As for Cheryl, she was totally enamored of the life of a pastor's wife, and so we had ourselves a plan.  This plan was put into effect when we were married in the spring of 1974.  Going back to Alma College turned out to be a relatively easy matter of getting my grade point average up to 2.0 and demonstrating elsewhere that I had the ability to succeed as a student.  I enrolled in three courses at Montcalm Community College in Sydney, and enjoyed many a glorious morning in the summer of '74 roaring the forty miles to Sydney with the top down on the Spitfire.  I found the classwork easy and enjoyable, and racked up three "A's" in my three classes.  My grade point average breasted the tape at 2.1, and Alma College welcomed me home in September.  I asked Tracy Luke to be my faculty adviser and I began to mold an academic career in the likeness and image of his.

At church, I began working as Ross McDonald's paid assistant.  I remember hearing Jerry Falwell once refer to the ministry students at what was then Liberty Baptist College as his "little preacher boys," and while I found this remark distasteful, it aptly described what I was and what I did for Ross McDonald.  To be fair, I enjoyed it.  It was easy, and the more pastoral Ross, as my mentor in learning the Presbyterian ministry, proved to be a nice counterbalance to the acerbic, sarcastic and outspoken Tracy Luke, and I began to mold my professional life in the likeness and image of his.  I got the opportunity to preach, discovered I was quite good at it, and earned the respect that I had sought by doing all of this.  And I had a wife who was proud and pleased with the progress of her little preacher boy. 

For a while, this all went very smoothly.  In fact, it went so smoothly and I was so focused and absorbed in what I was doing that it took me very much by surprise when Ross Macdonald took me in his office one day, closed the door, and confided in me that he had accepted a new position as an associate pastor at a bigger Presbyterian Church in the town of Pittsfield, New York.  I was stunned.  And since the time required to fill his position with a new pastor was 18 months or so, the question of who would do this in the interim was of general importance to everyone and of particular importance to me.  And the solution that he had come up with was equally surprising: he had asked Tracy Luke to assume the duties of the Moderator of the Session (the governing body of the church) while I would gain even more valuable experience running the day to day operations of the church in an expanded version of my role as preacher boy.  I could supply the pulpit three Sundays a month and Tracy could do the other.  We could share the pastoral duties and I would run the basic programming.  It all sounded good, and when Ross confided to Tracy and to me that he and his wife, Ginny, were not dealing well with the death of their son and desperately needed a change in their lives, it all sounded necessary. 
So the Macdonalds left for Pittsfield at the time of our first wedding anniversary, and my life, my marriage, and the life of Eastminster Presbyterian Church deteriorated rapidly.  The church was in financial crisis, there was a threat from the Presbytery to revoke the charter and merge it with the much disliked bigger Presbyterian Church in town, and the infighting between the various factions that had been suppressed under Ross for the sake of church unity now re-erupted.  Suddenly it seemed as though all of the pots on the stove that Ross Macdonald had been able to keep a lid on boiled over at once.  Tracy Luke's approach to the session and the congregation was to heal their wounds by ripping off the bandages, scrubbing them in public, and dousing it all with iodine.  And the more this made the faithful howl, the more effective he determined he was being.  In fact, he enjoyed it.  And now that my professional life in the church was also molded in the likeness and image of my academic career at college, I found myself square in the middle of this and began following my leader by denouncing the church and the very Christian faith itself from the pulpit.  And in the midst of this turmoil, my young wife learned to loathe me, and, in my self righteous hubris, I her.

Data entries -
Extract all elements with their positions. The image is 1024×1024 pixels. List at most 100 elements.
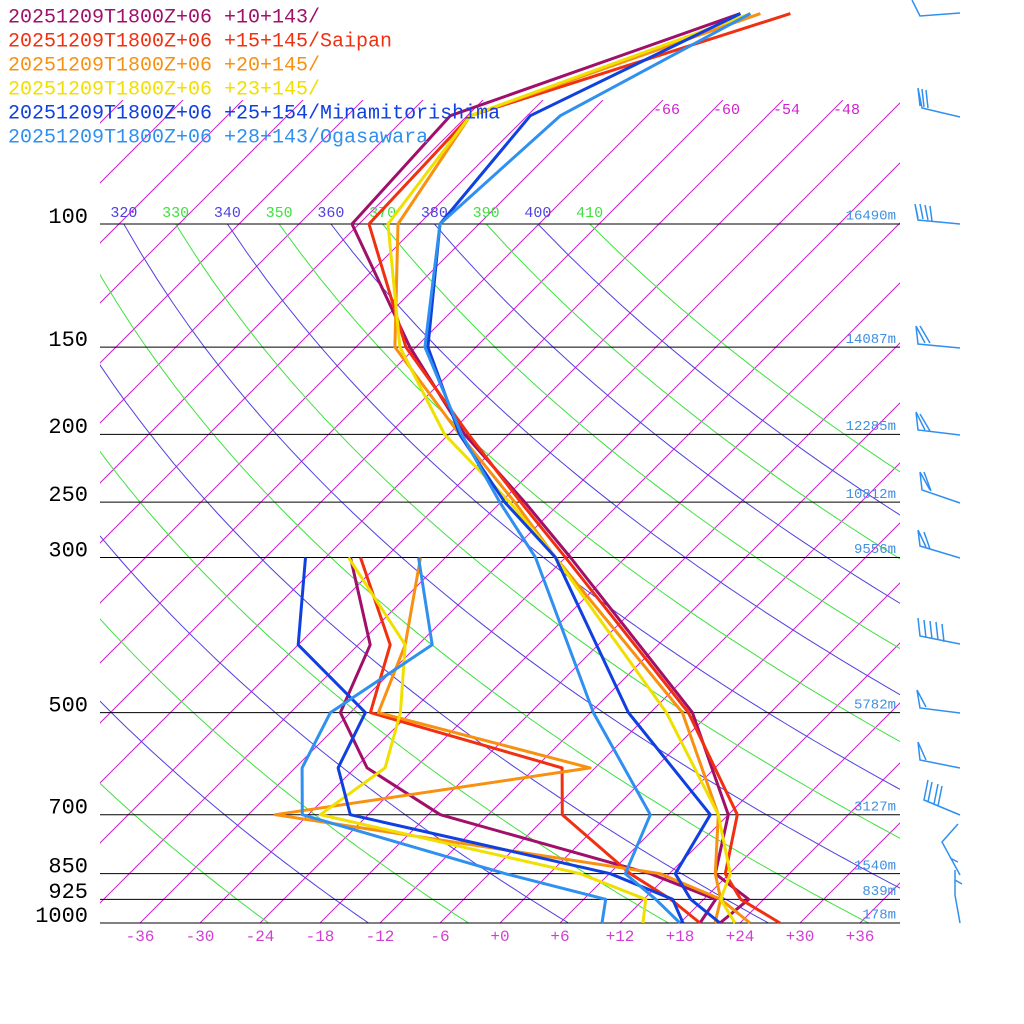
isotherm bbox=[100, 100, 724, 724]
x-tick-label: +30 bbox=[786, 928, 815, 946]
isotherm-label: -66 bbox=[653, 102, 680, 119]
isotherm bbox=[100, 100, 844, 844]
dewpoint-line bbox=[296, 557, 685, 924]
isotherm-label: -48 bbox=[833, 102, 860, 119]
wind-barb bbox=[917, 617, 961, 645]
wind-barb bbox=[954, 870, 963, 924]
isotherm bbox=[100, 100, 244, 244]
x-tick-label: -24 bbox=[246, 928, 275, 946]
adiabat-label: 330 bbox=[162, 205, 189, 222]
wind-barb bbox=[917, 741, 961, 769]
pressure-label: 200 bbox=[48, 415, 88, 440]
isotherm-label: -54 bbox=[773, 102, 800, 119]
isotherm bbox=[139, 162, 900, 923]
adiabat-label: 350 bbox=[266, 205, 293, 222]
adiabat-label: 410 bbox=[576, 205, 603, 222]
legend-entry: 20251209T1800Z+06 +23+145/ bbox=[8, 78, 320, 101]
wind-barb bbox=[917, 87, 961, 118]
adiabat-label: 320 bbox=[110, 205, 137, 222]
x-tick-label: +18 bbox=[666, 928, 695, 946]
height-label: 178m bbox=[862, 908, 896, 924]
adiabat-label: 380 bbox=[421, 205, 448, 222]
isotherm bbox=[100, 100, 664, 664]
adiabat-label: 390 bbox=[473, 205, 500, 222]
wind-barb bbox=[923, 779, 961, 816]
x-tick-label: +0 bbox=[490, 928, 509, 946]
temperature-line bbox=[423, 12, 752, 925]
isotherm-label: -60 bbox=[713, 102, 740, 119]
pressure-label: 850 bbox=[48, 854, 88, 879]
isotherm bbox=[100, 102, 900, 904]
legend-entry: 20251209T1800Z+06 +25+154/Minamitorishim… bbox=[8, 102, 500, 125]
height-label: 9556m bbox=[854, 542, 896, 558]
temperature-line bbox=[426, 12, 742, 925]
isotherm bbox=[739, 762, 900, 923]
dewpoint-line bbox=[338, 557, 718, 924]
x-tick-label: -30 bbox=[186, 928, 215, 946]
legend: 20251209T1800Z+06 +10+143/20251209T1800Z… bbox=[8, 6, 500, 149]
legend-entry: 20251209T1800Z+06 +28+143/Ogasawara bbox=[8, 126, 428, 149]
isotherm bbox=[619, 642, 900, 923]
isotherm bbox=[679, 702, 900, 923]
isotherm bbox=[100, 100, 364, 364]
isotherm bbox=[100, 100, 544, 544]
height-label: 14087m bbox=[846, 332, 896, 348]
isotherm bbox=[559, 582, 900, 923]
isotherm bbox=[199, 222, 900, 923]
isotherms bbox=[100, 100, 900, 923]
wind-barb bbox=[919, 471, 961, 504]
x-tick-label: -12 bbox=[366, 928, 395, 946]
isotherm bbox=[379, 402, 900, 923]
dewpoint-line bbox=[318, 556, 648, 924]
wind-barb bbox=[917, 529, 961, 559]
pressure-label: 100 bbox=[48, 205, 88, 230]
isotherm bbox=[100, 100, 484, 484]
wind-barb bbox=[916, 689, 961, 714]
x-tick-label: -18 bbox=[306, 928, 335, 946]
pressure-label: 500 bbox=[48, 693, 88, 718]
x-tick-label: +6 bbox=[550, 928, 569, 946]
wind-barb bbox=[914, 203, 961, 225]
height-label: 5782m bbox=[854, 697, 896, 713]
height-label: 1540m bbox=[854, 858, 896, 874]
legend-entry: 20251209T1800Z+06 +10+143/ bbox=[8, 6, 320, 29]
x-tick-label: +24 bbox=[726, 928, 755, 946]
height-label: 3127m bbox=[854, 799, 896, 815]
temperature-line bbox=[393, 12, 761, 925]
x-tick-label: +36 bbox=[846, 928, 875, 946]
isotherm bbox=[100, 100, 424, 424]
height-label: 12285m bbox=[846, 419, 896, 435]
pressure-label: 250 bbox=[48, 483, 88, 508]
x-tick-label: -6 bbox=[430, 928, 449, 946]
height-label: 10812m bbox=[846, 487, 896, 503]
wind-barbs bbox=[911, 0, 963, 924]
adiabat-label: 360 bbox=[317, 205, 344, 222]
profiles bbox=[273, 12, 791, 925]
x-tick-label: +12 bbox=[606, 928, 635, 946]
legend-entry: 20251209T1800Z+06 +20+145/ bbox=[8, 54, 320, 77]
wind-barb bbox=[941, 823, 961, 876]
pressure-label: 1000 bbox=[35, 904, 88, 929]
adiabat-label: 400 bbox=[524, 205, 551, 222]
height-label: 839m bbox=[862, 884, 896, 900]
isotherm bbox=[100, 100, 304, 304]
isotherm bbox=[439, 462, 900, 923]
temperature-line bbox=[386, 12, 751, 924]
isotherm bbox=[100, 100, 784, 784]
adiabat-label: 340 bbox=[214, 205, 241, 222]
isotherm bbox=[499, 522, 900, 923]
wind-barb bbox=[915, 325, 961, 349]
dewpoint-line bbox=[273, 557, 723, 924]
isotherm bbox=[319, 342, 900, 923]
pressure-label: 700 bbox=[48, 796, 88, 821]
isotherm bbox=[100, 100, 604, 604]
height-label: 16490m bbox=[846, 209, 896, 225]
pressure-label: 925 bbox=[48, 880, 88, 905]
pressure-label: 300 bbox=[48, 538, 88, 563]
pressure-label: 150 bbox=[48, 328, 88, 353]
legend-entry: 20251209T1800Z+06 +15+145/Saipan bbox=[8, 30, 392, 53]
dewpoint-line bbox=[300, 557, 608, 924]
x-tick-label: -36 bbox=[126, 928, 155, 946]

Set problem A - Copy out everything in the memoir passage from "As for Cheryl, she" down to "career in the likeness and image of his.".
Set problem B - According to the memoir passage, what grade point average did the narrator reach before Alma College accepted him back?
Set problem C - Continue the memoir passage from the point where it stops.

Exercise answer A -
As for Cheryl, she was totally enamored of the life of a pastor's wife, and so we had ourselves a plan.  This plan was put into effect when we were married in the spring of 1974.  Going back to Alma College turned out to be a relatively easy matter of getting my grade point average up to 2.0 and demonstrating elsewhere that I had the ability to succeed as a student.  I enrolled in three courses at Montcalm Community College in Sydney, and enjoyed many a glorious morning in the summer of '74 roaring the forty miles to Sydney with the top down on the Spitfire.  I found the classwork easy and enjoyable, and racked up three "A's" in my three classes.  My grade point average breasted the tape at 2.1, and Alma College welcomed me home in September.  I asked Tracy Luke to be my faculty adviser and I began to mold an academic career in the likeness and image of his.

Exercise answer B - 2.1

Exercise answer C -
By the time the academic year ended at Alma College in the spring of 1976, the Eastminster session had convened without Tracy Luke or myself present and decided that they would do whatever was necessary to call a pastor sooner rather than later.  It was determined that my services were no longer required, and this was fine by me.  Since I had become so adept at alienating the congregation present from the pulpit, I took the honor of preaching at Cheryl's home church in Sarnac on the July 4th weekend of the Bicentennial as an opportunity to expound upon the ills of the United States as well as denounce the Christian faith, and did so in a way calculated to be of maximum offense to her conservative Republican parents.  And my calculations were right on the mark.  After a quiet and tense ride home, she moved out the next day.  This was a relief to both of us, as at least it meant the constant arguing and fighting was finally over.  I was so tired of hearing about what an ass I was that I decided I would prove it once and for all, and I most certainly did.  I actually ended a marriage with a sermon, and, in a twisted kind of way, I was even proud of myself.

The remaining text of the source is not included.